(EXERCISE PROMPT): Give all of the lines again exactly as they read.

○ ○ ○

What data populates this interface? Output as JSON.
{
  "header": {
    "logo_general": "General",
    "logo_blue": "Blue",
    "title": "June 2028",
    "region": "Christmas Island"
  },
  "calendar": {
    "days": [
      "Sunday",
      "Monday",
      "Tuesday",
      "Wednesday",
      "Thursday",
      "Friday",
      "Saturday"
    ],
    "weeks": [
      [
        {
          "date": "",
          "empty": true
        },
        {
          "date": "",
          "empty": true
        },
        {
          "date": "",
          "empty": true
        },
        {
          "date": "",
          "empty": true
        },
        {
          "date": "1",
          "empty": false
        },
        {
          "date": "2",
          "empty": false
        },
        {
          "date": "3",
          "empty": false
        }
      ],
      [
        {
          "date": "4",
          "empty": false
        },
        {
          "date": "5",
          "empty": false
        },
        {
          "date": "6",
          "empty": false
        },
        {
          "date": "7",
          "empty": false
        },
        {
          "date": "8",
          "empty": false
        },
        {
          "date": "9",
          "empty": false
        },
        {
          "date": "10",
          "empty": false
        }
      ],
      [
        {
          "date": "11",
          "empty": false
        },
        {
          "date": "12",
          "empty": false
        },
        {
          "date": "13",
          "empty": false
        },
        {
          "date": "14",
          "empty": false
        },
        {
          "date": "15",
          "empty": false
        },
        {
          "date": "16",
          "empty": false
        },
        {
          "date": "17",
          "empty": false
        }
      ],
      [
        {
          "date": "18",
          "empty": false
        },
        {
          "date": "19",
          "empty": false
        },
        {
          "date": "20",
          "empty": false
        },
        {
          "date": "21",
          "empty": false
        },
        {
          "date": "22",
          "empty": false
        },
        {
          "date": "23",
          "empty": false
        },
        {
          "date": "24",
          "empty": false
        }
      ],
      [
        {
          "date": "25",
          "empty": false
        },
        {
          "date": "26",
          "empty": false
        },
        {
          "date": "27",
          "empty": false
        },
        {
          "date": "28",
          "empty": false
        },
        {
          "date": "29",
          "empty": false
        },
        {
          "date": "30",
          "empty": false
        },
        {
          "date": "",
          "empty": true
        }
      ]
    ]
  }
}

○ ○ ○

(TASK ANSWER):
What data populates this interface? Output as JSON.
{
  "header": {
    "logo_general": "General",
    "logo_blue": "Blue",
    "title": "June 2028",
    "region": "Christmas Island"
  },
  "calendar": {
    "days": [
      "Sunday",
      "Monday",
      "Tuesday",
      "Wednesday",
      "Thursday",
      "Friday",
      "Saturday"
    ],
    "weeks": [
      [
        {
          "date": "",
          "empty": true
        },
        {
          "date": "",
          "empty": true
        },
        {
          "date": "",
          "empty": true
        },
        {
          "date": "",
          "empty": true
        },
        {
          "date": "1",
          "empty": false
        },
        {
          "date": "2",
          "empty": false
        },
        {
          "date": "3",
          "empty": false
        }
      ],
      [
        {
          "date": "4",
          "empty": false
        },
        {
          "date": "5",
          "empty": false
        },
        {
          "date": "6",
          "empty": false
        },
        {
          "date": "7",
          "empty": false
        },
        {
          "date": "8",
          "empty": false
        },
        {
          "date": "9",
          "empty": false
        },
        {
          "date": "10",
          "empty": false
        }
      ],
      [
        {
          "date": "11",
          "empty": false
        },
        {
          "date": "12",
          "empty": false
        },
        {
          "date": "13",
          "empty": false
        },
        {
          "date": "14",
          "empty": false
        },
        {
          "date": "15",
          "empty": false
        },
        {
          "date": "16",
          "empty": false
        },
        {
          "date": "17",
          "empty": false
        }
      ],
      [
        {
          "date": "18",
          "empty": false
        },
        {
          "date": "19",
          "empty": false
        },
        {
          "date": "20",
          "empty": false
        },
        {
          "date": "21",
          "empty": false
        },
        {
          "date": "22",
          "empty": false
        },
        {
          "date": "23",
          "empty": false
        },
        {
          "date": "24",
          "empty": false
        }
      ],
      [
        {
          "date": "25",
          "empty": false
        },
        {
          "date": "26",
          "empty": false
        },
        {
          "date": "27",
          "empty": false
        },
        {
          "date": "28",
          "empty": false
        },
        {
          "date": "29",
          "empty": false
        },
        {
          "date": "30",
          "empty": false
        },
        {
          "date": "",
          "empty": true
        }
      ]
    ]
  }
}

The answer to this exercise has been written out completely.